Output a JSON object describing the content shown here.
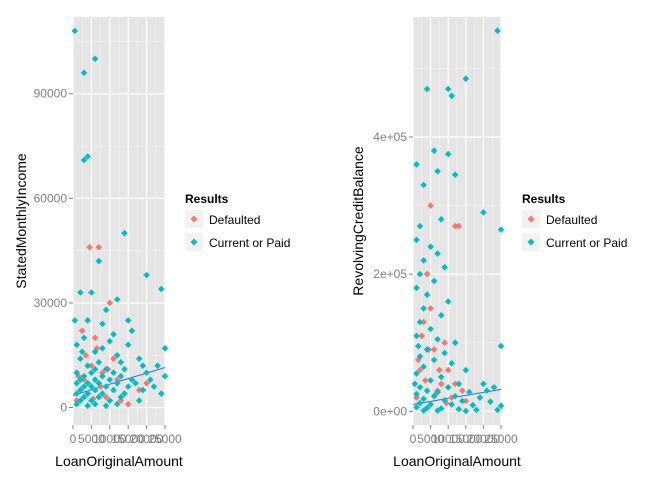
{
  "colors": {
    "panel_bg": "#e5e5e5",
    "grid_major": "#ffffff",
    "grid_minor": "#f2f2f2",
    "defaulted": "#f8766d",
    "current": "#00bfc4",
    "smooth_line": "#3366ff",
    "legend_key_bg": "#f2f2f2"
  },
  "chart_data": [
    {
      "type": "scatter",
      "xlabel": "LoanOriginalAmount",
      "ylabel": "StatedMonthlyIncome",
      "xlim": [
        0,
        25000
      ],
      "ylim": [
        -5000,
        112000
      ],
      "x_ticks": [
        0,
        5000,
        10000,
        15000,
        20000,
        25000
      ],
      "x_tick_labels": [
        "0",
        "5000",
        "10000",
        "15000",
        "20000",
        "25000"
      ],
      "y_ticks": [
        0,
        30000,
        60000,
        90000
      ],
      "y_tick_labels": [
        "0",
        "30000",
        "60000",
        "90000"
      ],
      "legend": {
        "title": "Results",
        "placement": "right",
        "entries": [
          {
            "label": "Defaulted",
            "series": "defaulted"
          },
          {
            "label": "Current or Paid",
            "series": "current"
          }
        ]
      },
      "trend_line": {
        "x": [
          0,
          25000
        ],
        "y": [
          3500,
          11500
        ]
      },
      "series": [
        {
          "name": "Defaulted",
          "key": "defaulted",
          "points": [
            [
              1000,
              2000
            ],
            [
              2000,
              5000
            ],
            [
              3000,
              8000
            ],
            [
              4000,
              4000
            ],
            [
              5000,
              12000
            ],
            [
              6000,
              20000
            ],
            [
              4500,
              46000
            ],
            [
              7000,
              46000
            ],
            [
              3500,
              15000
            ],
            [
              8000,
              10000
            ],
            [
              9000,
              3000
            ],
            [
              10000,
              30000
            ],
            [
              12000,
              8000
            ],
            [
              15000,
              1000
            ],
            [
              2500,
              22000
            ],
            [
              7500,
              6000
            ],
            [
              5500,
              2500
            ],
            [
              11000,
              14000
            ],
            [
              14000,
              4000
            ],
            [
              20000,
              7000
            ],
            [
              1500,
              9000
            ],
            [
              6500,
              17000
            ],
            [
              9500,
              11000
            ],
            [
              13000,
              2000
            ],
            [
              18000,
              5000
            ]
          ]
        },
        {
          "name": "Current or Paid",
          "key": "current",
          "points": [
            [
              500,
              108000
            ],
            [
              3000,
              96000
            ],
            [
              6000,
              100000
            ],
            [
              3000,
              71000
            ],
            [
              4000,
              72000
            ],
            [
              14000,
              50000
            ],
            [
              7000,
              42000
            ],
            [
              5000,
              33000
            ],
            [
              2000,
              33000
            ],
            [
              20000,
              38000
            ],
            [
              24000,
              34000
            ],
            [
              12000,
              31000
            ],
            [
              9000,
              28000
            ],
            [
              4000,
              25000
            ],
            [
              8000,
              24000
            ],
            [
              16000,
              22000
            ],
            [
              3000,
              20000
            ],
            [
              10000,
              19000
            ],
            [
              1000,
              18000
            ],
            [
              15000,
              18000
            ],
            [
              25000,
              17000
            ],
            [
              6000,
              16000
            ],
            [
              12000,
              15000
            ],
            [
              18000,
              14000
            ],
            [
              2000,
              14000
            ],
            [
              7000,
              13000
            ],
            [
              23000,
              12000
            ],
            [
              4000,
              12000
            ],
            [
              9000,
              11000
            ],
            [
              14000,
              11000
            ],
            [
              1000,
              10000
            ],
            [
              5000,
              10000
            ],
            [
              11000,
              10000
            ],
            [
              20000,
              10000
            ],
            [
              3000,
              9000
            ],
            [
              8000,
              9000
            ],
            [
              13000,
              9000
            ],
            [
              25000,
              9000
            ],
            [
              2000,
              8000
            ],
            [
              6000,
              8000
            ],
            [
              10000,
              8000
            ],
            [
              16000,
              8000
            ],
            [
              21000,
              8000
            ],
            [
              1000,
              7000
            ],
            [
              4000,
              7000
            ],
            [
              7000,
              7000
            ],
            [
              12000,
              7000
            ],
            [
              17000,
              7000
            ],
            [
              3000,
              6000
            ],
            [
              5000,
              6000
            ],
            [
              9000,
              6000
            ],
            [
              15000,
              6000
            ],
            [
              22000,
              6000
            ],
            [
              2000,
              5000
            ],
            [
              6000,
              5000
            ],
            [
              11000,
              5000
            ],
            [
              19000,
              5000
            ],
            [
              1000,
              4000
            ],
            [
              4000,
              4000
            ],
            [
              8000,
              4000
            ],
            [
              14000,
              4000
            ],
            [
              24000,
              4000
            ],
            [
              3000,
              3000
            ],
            [
              7000,
              3000
            ],
            [
              13000,
              3000
            ],
            [
              2000,
              2000
            ],
            [
              5000,
              2000
            ],
            [
              10000,
              2000
            ],
            [
              18000,
              2000
            ],
            [
              1000,
              1000
            ],
            [
              6000,
              1000
            ],
            [
              12000,
              1000
            ],
            [
              4000,
              500
            ],
            [
              9000,
              500
            ],
            [
              500,
              25000
            ],
            [
              2500,
              16000
            ],
            [
              11000,
              21000
            ],
            [
              15000,
              25000
            ],
            [
              19000,
              12000
            ],
            [
              8000,
              17000
            ],
            [
              13000,
              13000
            ],
            [
              6000,
              11000
            ]
          ]
        }
      ]
    },
    {
      "type": "scatter",
      "xlabel": "LoanOriginalAmount",
      "ylabel": "RevolvingCreditBalance",
      "xlim": [
        0,
        25000
      ],
      "ylim": [
        -20000,
        575000
      ],
      "x_ticks": [
        0,
        5000,
        10000,
        15000,
        20000,
        25000
      ],
      "x_tick_labels": [
        "0",
        "5000",
        "10000",
        "15000",
        "20000",
        "25000"
      ],
      "y_ticks": [
        0,
        200000,
        400000
      ],
      "y_tick_labels": [
        "0e+00",
        "2e+05",
        "4e+05"
      ],
      "legend": {
        "title": "Results",
        "placement": "right",
        "entries": [
          {
            "label": "Defaulted",
            "series": "defaulted"
          },
          {
            "label": "Current or Paid",
            "series": "current"
          }
        ]
      },
      "trend_line": {
        "x": [
          0,
          25000
        ],
        "y": [
          10000,
          32000
        ]
      },
      "series": [
        {
          "name": "Defaulted",
          "key": "defaulted",
          "points": [
            [
              1000,
              20000
            ],
            [
              2000,
              60000
            ],
            [
              3000,
              130000
            ],
            [
              4000,
              200000
            ],
            [
              5000,
              150000
            ],
            [
              6000,
              90000
            ],
            [
              7000,
              30000
            ],
            [
              8000,
              40000
            ],
            [
              9000,
              100000
            ],
            [
              10000,
              60000
            ],
            [
              11000,
              20000
            ],
            [
              12000,
              270000
            ],
            [
              13000,
              270000
            ],
            [
              14000,
              30000
            ],
            [
              5000,
              300000
            ],
            [
              2500,
              110000
            ],
            [
              7500,
              60000
            ],
            [
              3500,
              45000
            ],
            [
              15000,
              15000
            ],
            [
              1500,
              75000
            ],
            [
              6500,
              25000
            ],
            [
              9500,
              12000
            ],
            [
              4500,
              90000
            ],
            [
              12000,
              40000
            ]
          ]
        },
        {
          "name": "Current or Paid",
          "key": "current",
          "points": [
            [
              24000,
              555000
            ],
            [
              15000,
              485000
            ],
            [
              4000,
              470000
            ],
            [
              10000,
              470000
            ],
            [
              11000,
              460000
            ],
            [
              6000,
              380000
            ],
            [
              10000,
              375000
            ],
            [
              1000,
              360000
            ],
            [
              7000,
              350000
            ],
            [
              12000,
              345000
            ],
            [
              3000,
              330000
            ],
            [
              20000,
              290000
            ],
            [
              8000,
              280000
            ],
            [
              2000,
              270000
            ],
            [
              25000,
              265000
            ],
            [
              1000,
              250000
            ],
            [
              5000,
              240000
            ],
            [
              7000,
              230000
            ],
            [
              3000,
              220000
            ],
            [
              9000,
              210000
            ],
            [
              2000,
              200000
            ],
            [
              6000,
              190000
            ],
            [
              1000,
              180000
            ],
            [
              4000,
              170000
            ],
            [
              10000,
              160000
            ],
            [
              3000,
              150000
            ],
            [
              8000,
              140000
            ],
            [
              2000,
              130000
            ],
            [
              5000,
              120000
            ],
            [
              1000,
              110000
            ],
            [
              7000,
              105000
            ],
            [
              12000,
              100000
            ],
            [
              25000,
              95000
            ],
            [
              4000,
              90000
            ],
            [
              9000,
              85000
            ],
            [
              2000,
              80000
            ],
            [
              6000,
              75000
            ],
            [
              11000,
              70000
            ],
            [
              3000,
              65000
            ],
            [
              15000,
              60000
            ],
            [
              1000,
              55000
            ],
            [
              8000,
              50000
            ],
            [
              5000,
              45000
            ],
            [
              13000,
              40000
            ],
            [
              20000,
              40000
            ],
            [
              2000,
              35000
            ],
            [
              10000,
              35000
            ],
            [
              23000,
              35000
            ],
            [
              4000,
              30000
            ],
            [
              7000,
              28000
            ],
            [
              16000,
              28000
            ],
            [
              1000,
              25000
            ],
            [
              6000,
              22000
            ],
            [
              12000,
              22000
            ],
            [
              19000,
              20000
            ],
            [
              3000,
              18000
            ],
            [
              9000,
              16000
            ],
            [
              14000,
              15000
            ],
            [
              22000,
              14000
            ],
            [
              2000,
              12000
            ],
            [
              5000,
              10000
            ],
            [
              11000,
              10000
            ],
            [
              17000,
              9000
            ],
            [
              25000,
              8000
            ],
            [
              1000,
              6000
            ],
            [
              4000,
              5000
            ],
            [
              8000,
              4000
            ],
            [
              13000,
              3000
            ],
            [
              18000,
              2000
            ],
            [
              24000,
              2000
            ],
            [
              3000,
              1000
            ],
            [
              7000,
              1000
            ],
            [
              15000,
              500
            ],
            [
              21000,
              30000
            ],
            [
              500,
              40000
            ],
            [
              1500,
              95000
            ]
          ]
        }
      ]
    }
  ]
}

■ ■ ■ ■

*STATED TASK*: From the listing above, pick out every line containing "ylabel".

*RESULT OF THIS EXERCISE*:
      "ylabel": "StatedMonthlyIncome",
      "ylabel": "RevolvingCreditBalance",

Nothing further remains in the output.